* EXERCISE REQUIREMENTS *
Your job is to retype all of the data word for word, leaving every image out.

====== THE RECORDS

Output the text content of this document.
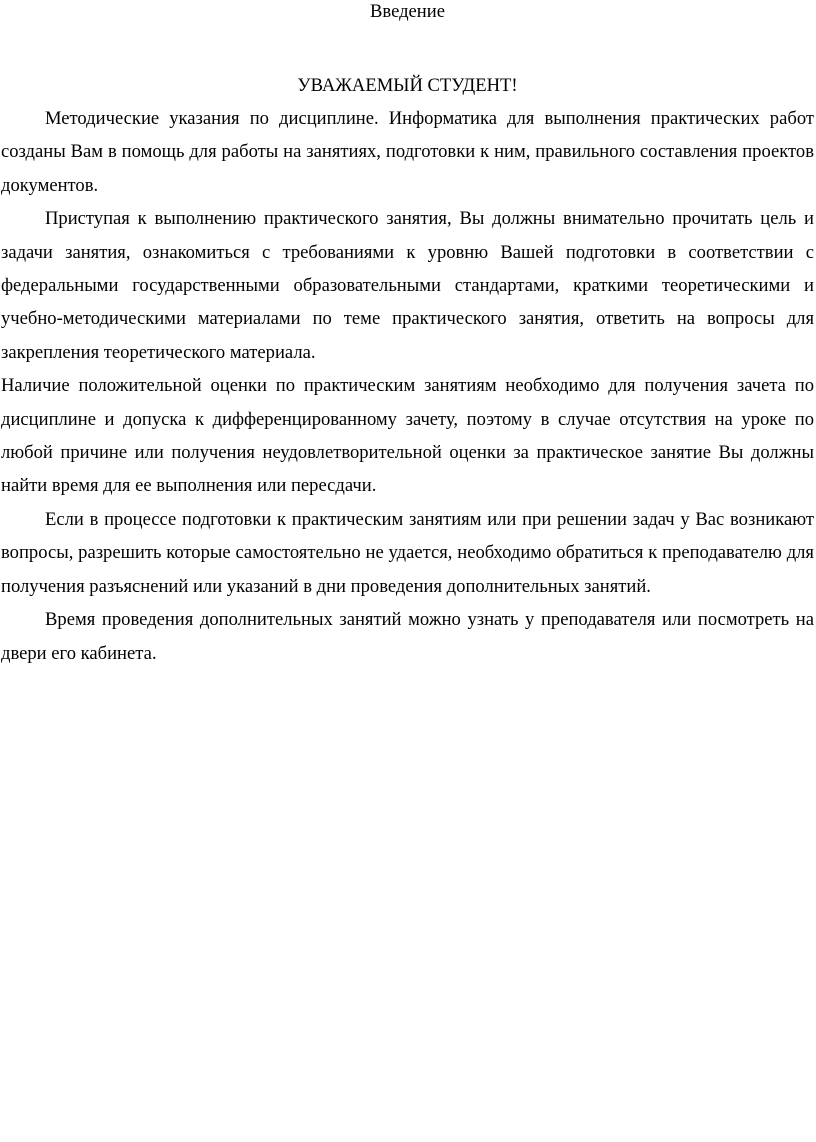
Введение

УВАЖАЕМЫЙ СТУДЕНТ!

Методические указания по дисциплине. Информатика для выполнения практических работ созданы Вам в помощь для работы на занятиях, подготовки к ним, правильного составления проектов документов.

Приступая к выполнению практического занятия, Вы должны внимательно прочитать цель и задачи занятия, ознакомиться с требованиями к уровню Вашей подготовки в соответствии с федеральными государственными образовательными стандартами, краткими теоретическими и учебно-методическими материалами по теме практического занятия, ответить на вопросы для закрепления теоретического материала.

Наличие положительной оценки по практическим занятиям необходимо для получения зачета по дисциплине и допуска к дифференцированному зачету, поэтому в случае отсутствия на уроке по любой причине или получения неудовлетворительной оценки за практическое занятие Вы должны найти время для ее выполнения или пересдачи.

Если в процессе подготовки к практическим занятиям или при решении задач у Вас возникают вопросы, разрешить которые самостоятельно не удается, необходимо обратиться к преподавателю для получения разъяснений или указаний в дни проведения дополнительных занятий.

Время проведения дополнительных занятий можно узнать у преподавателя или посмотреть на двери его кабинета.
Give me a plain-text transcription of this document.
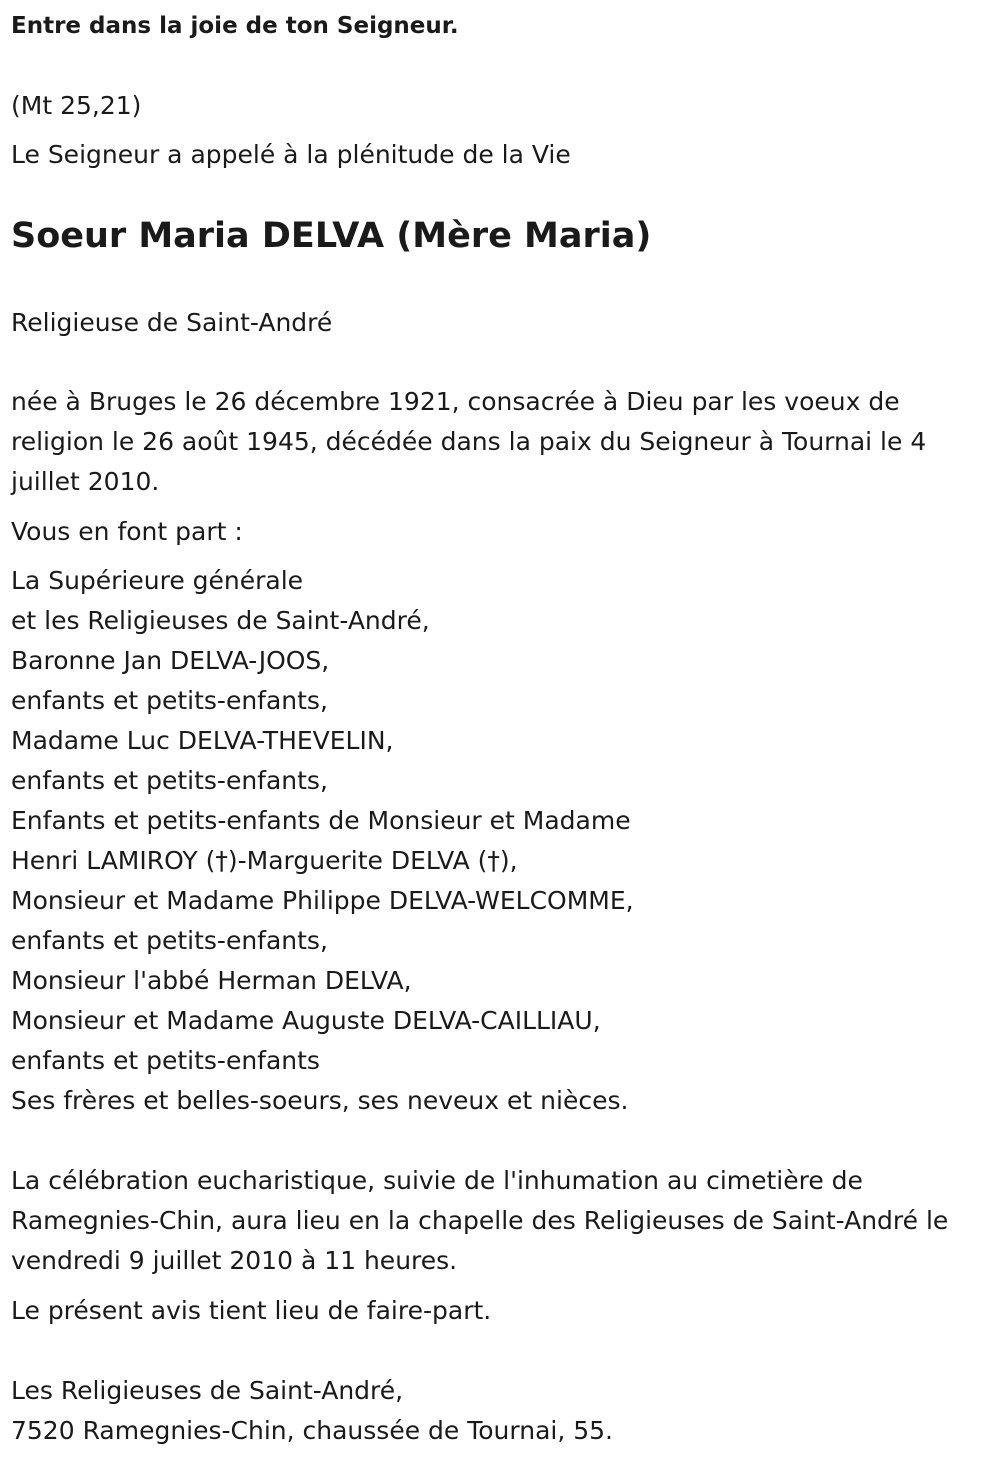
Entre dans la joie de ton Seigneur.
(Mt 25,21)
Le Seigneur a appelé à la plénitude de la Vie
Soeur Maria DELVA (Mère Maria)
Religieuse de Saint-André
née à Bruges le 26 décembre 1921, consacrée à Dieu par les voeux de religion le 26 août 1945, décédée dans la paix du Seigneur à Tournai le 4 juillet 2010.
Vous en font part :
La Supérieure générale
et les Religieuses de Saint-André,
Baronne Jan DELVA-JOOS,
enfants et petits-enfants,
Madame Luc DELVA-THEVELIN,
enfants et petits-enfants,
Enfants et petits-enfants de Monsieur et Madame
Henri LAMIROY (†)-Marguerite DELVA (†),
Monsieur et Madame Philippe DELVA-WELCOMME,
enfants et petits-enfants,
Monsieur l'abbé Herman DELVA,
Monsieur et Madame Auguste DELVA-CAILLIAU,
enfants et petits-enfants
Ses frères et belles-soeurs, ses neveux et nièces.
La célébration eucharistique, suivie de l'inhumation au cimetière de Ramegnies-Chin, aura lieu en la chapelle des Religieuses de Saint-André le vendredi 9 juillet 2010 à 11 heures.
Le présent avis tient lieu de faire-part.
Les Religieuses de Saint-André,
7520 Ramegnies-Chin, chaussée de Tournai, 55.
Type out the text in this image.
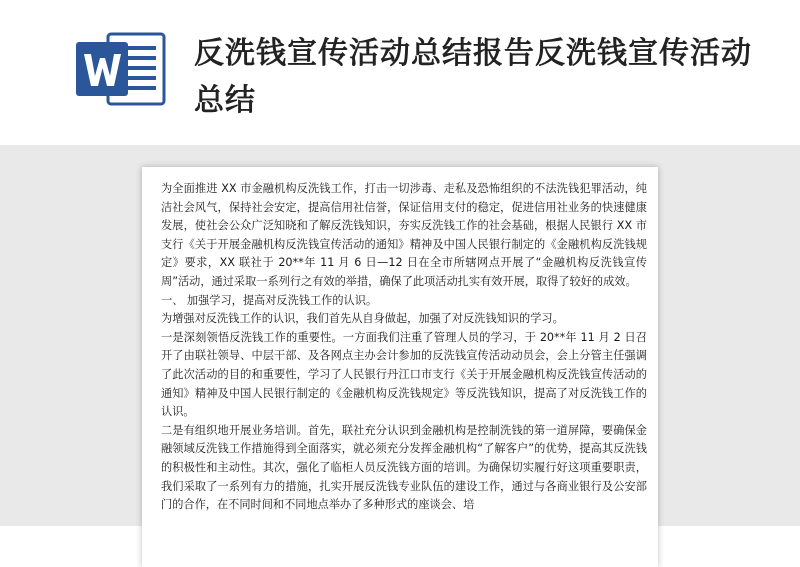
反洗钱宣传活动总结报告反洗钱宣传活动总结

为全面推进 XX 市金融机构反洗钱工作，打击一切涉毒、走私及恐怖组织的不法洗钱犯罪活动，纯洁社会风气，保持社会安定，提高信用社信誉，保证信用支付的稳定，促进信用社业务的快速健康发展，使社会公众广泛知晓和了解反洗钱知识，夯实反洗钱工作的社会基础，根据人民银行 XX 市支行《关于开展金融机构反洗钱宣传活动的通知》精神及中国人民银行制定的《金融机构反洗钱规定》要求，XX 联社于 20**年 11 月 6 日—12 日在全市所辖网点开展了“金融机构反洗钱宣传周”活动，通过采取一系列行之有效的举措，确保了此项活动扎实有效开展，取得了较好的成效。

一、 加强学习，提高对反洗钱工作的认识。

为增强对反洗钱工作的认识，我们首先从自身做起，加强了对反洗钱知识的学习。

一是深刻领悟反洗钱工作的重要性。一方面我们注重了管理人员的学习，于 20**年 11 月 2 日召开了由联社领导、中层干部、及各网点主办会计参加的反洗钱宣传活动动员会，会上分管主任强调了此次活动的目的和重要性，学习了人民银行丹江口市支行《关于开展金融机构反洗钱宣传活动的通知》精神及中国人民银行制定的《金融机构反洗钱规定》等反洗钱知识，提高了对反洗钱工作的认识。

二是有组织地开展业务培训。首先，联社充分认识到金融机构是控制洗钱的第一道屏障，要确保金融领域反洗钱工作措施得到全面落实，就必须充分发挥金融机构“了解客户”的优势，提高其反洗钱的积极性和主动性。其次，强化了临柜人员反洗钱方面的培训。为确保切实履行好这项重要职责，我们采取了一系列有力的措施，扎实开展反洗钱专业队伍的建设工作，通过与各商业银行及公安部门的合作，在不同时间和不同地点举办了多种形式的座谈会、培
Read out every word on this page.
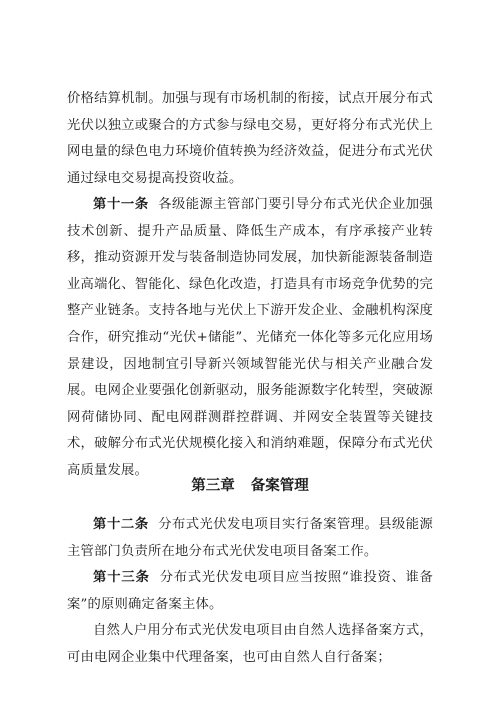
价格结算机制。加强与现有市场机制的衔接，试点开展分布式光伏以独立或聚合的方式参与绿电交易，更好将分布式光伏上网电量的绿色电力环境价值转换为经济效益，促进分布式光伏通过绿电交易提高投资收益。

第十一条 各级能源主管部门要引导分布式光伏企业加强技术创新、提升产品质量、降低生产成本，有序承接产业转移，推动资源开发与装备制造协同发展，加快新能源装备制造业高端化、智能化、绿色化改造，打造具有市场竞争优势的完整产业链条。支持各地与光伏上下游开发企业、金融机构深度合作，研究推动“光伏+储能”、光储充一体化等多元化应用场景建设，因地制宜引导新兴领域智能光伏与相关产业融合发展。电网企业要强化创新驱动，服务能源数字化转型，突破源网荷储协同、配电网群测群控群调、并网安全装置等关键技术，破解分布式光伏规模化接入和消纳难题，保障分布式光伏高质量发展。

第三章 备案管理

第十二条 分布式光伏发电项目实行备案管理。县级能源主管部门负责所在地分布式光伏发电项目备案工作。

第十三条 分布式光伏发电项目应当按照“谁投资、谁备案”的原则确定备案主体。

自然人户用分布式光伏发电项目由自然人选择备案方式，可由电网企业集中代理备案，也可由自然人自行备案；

============

* EXERCISE SOLUTION *
Output the text content of this document.
Введение

УВАЖАЕМЫЙ СТУДЕНТ!

Методические указания по дисциплине. Информатика для выполнения практических работ созданы Вам в помощь для работы на занятиях, подготовки к ним, правильного составления проектов документов.

Приступая к выполнению практического занятия, Вы должны внимательно прочитать цель и задачи занятия, ознакомиться с требованиями к уровню Вашей подготовки в соответствии с федеральными государственными образовательными стандартами, краткими теоретическими и учебно-методическими материалами по теме практического занятия, ответить на вопросы для закрепления теоретического материала.

Наличие положительной оценки по практическим занятиям необходимо для получения зачета по дисциплине и допуска к дифференцированному зачету, поэтому в случае отсутствия на уроке по любой причине или получения неудовлетворительной оценки за практическое занятие Вы должны найти время для ее выполнения или пересдачи.

Если в процессе подготовки к практическим занятиям или при решении задач у Вас возникают вопросы, разрешить которые самостоятельно не удается, необходимо обратиться к преподавателю для получения разъяснений или указаний в дни проведения дополнительных занятий.

Время проведения дополнительных занятий можно узнать у преподавателя или посмотреть на двери его кабинета.
Give me a plain-text transcription of this document.
Entre dans la joie de ton Seigneur.
(Mt 25,21)
Le Seigneur a appelé à la plénitude de la Vie
Soeur Maria DELVA (Mère Maria)
Religieuse de Saint-André
née à Bruges le 26 décembre 1921, consacrée à Dieu par les voeux de religion le 26 août 1945, décédée dans la paix du Seigneur à Tournai le 4 juillet 2010.
Vous en font part :
La Supérieure générale
et les Religieuses de Saint-André,
Baronne Jan DELVA-JOOS,
enfants et petits-enfants,
Madame Luc DELVA-THEVELIN,
enfants et petits-enfants,
Enfants et petits-enfants de Monsieur et Madame
Henri LAMIROY (†)-Marguerite DELVA (†),
Monsieur et Madame Philippe DELVA-WELCOMME,
enfants et petits-enfants,
Monsieur l'abbé Herman DELVA,
Monsieur et Madame Auguste DELVA-CAILLIAU,
enfants et petits-enfants
Ses frères et belles-soeurs, ses neveux et nièces.
La célébration eucharistique, suivie de l'inhumation au cimetière de Ramegnies-Chin, aura lieu en la chapelle des Religieuses de Saint-André le vendredi 9 juillet 2010 à 11 heures.
Le présent avis tient lieu de faire-part.
Les Religieuses de Saint-André,
7520 Ramegnies-Chin, chaussée de Tournai, 55.
Type out the text in this image.
反洗钱宣传活动总结报告反洗钱宣传活动总结

为全面推进 XX 市金融机构反洗钱工作，打击一切涉毒、走私及恐怖组织的不法洗钱犯罪活动，纯洁社会风气，保持社会安定，提高信用社信誉，保证信用支付的稳定，促进信用社业务的快速健康发展，使社会公众广泛知晓和了解反洗钱知识，夯实反洗钱工作的社会基础，根据人民银行 XX 市支行《关于开展金融机构反洗钱宣传活动的通知》精神及中国人民银行制定的《金融机构反洗钱规定》要求，XX 联社于 20**年 11 月 6 日—12 日在全市所辖网点开展了“金融机构反洗钱宣传周”活动，通过采取一系列行之有效的举措，确保了此项活动扎实有效开展，取得了较好的成效。

一、 加强学习，提高对反洗钱工作的认识。

为增强对反洗钱工作的认识，我们首先从自身做起，加强了对反洗钱知识的学习。

一是深刻领悟反洗钱工作的重要性。一方面我们注重了管理人员的学习，于 20**年 11 月 2 日召开了由联社领导、中层干部、及各网点主办会计参加的反洗钱宣传活动动员会，会上分管主任强调了此次活动的目的和重要性，学习了人民银行丹江口市支行《关于开展金融机构反洗钱宣传活动的通知》精神及中国人民银行制定的《金融机构反洗钱规定》等反洗钱知识，提高了对反洗钱工作的认识。

二是有组织地开展业务培训。首先，联社充分认识到金融机构是控制洗钱的第一道屏障，要确保金融领域反洗钱工作措施得到全面落实，就必须充分发挥金融机构“了解客户”的优势，提高其反洗钱的积极性和主动性。其次，强化了临柜人员反洗钱方面的培训。为确保切实履行好这项重要职责，我们采取了一系列有力的措施，扎实开展反洗钱专业队伍的建设工作，通过与各商业银行及公安部门的合作，在不同时间和不同地点举办了多种形式的座谈会、培
Read out every word on this page.
价格结算机制。加强与现有市场机制的衔接，试点开展分布式光伏以独立或聚合的方式参与绿电交易，更好将分布式光伏上网电量的绿色电力环境价值转换为经济效益，促进分布式光伏通过绿电交易提高投资收益。

第十一条 各级能源主管部门要引导分布式光伏企业加强技术创新、提升产品质量、降低生产成本，有序承接产业转移，推动资源开发与装备制造协同发展，加快新能源装备制造业高端化、智能化、绿色化改造，打造具有市场竞争优势的完整产业链条。支持各地与光伏上下游开发企业、金融机构深度合作，研究推动“光伏+储能”、光储充一体化等多元化应用场景建设，因地制宜引导新兴领域智能光伏与相关产业融合发展。电网企业要强化创新驱动，服务能源数字化转型，突破源网荷储协同、配电网群测群控群调、并网安全装置等关键技术，破解分布式光伏规模化接入和消纳难题，保障分布式光伏高质量发展。

第三章 备案管理

第十二条 分布式光伏发电项目实行备案管理。县级能源主管部门负责所在地分布式光伏发电项目备案工作。

第十三条 分布式光伏发电项目应当按照“谁投资、谁备案”的原则确定备案主体。

自然人户用分布式光伏发电项目由自然人选择备案方式，可由电网企业集中代理备案，也可由自然人自行备案；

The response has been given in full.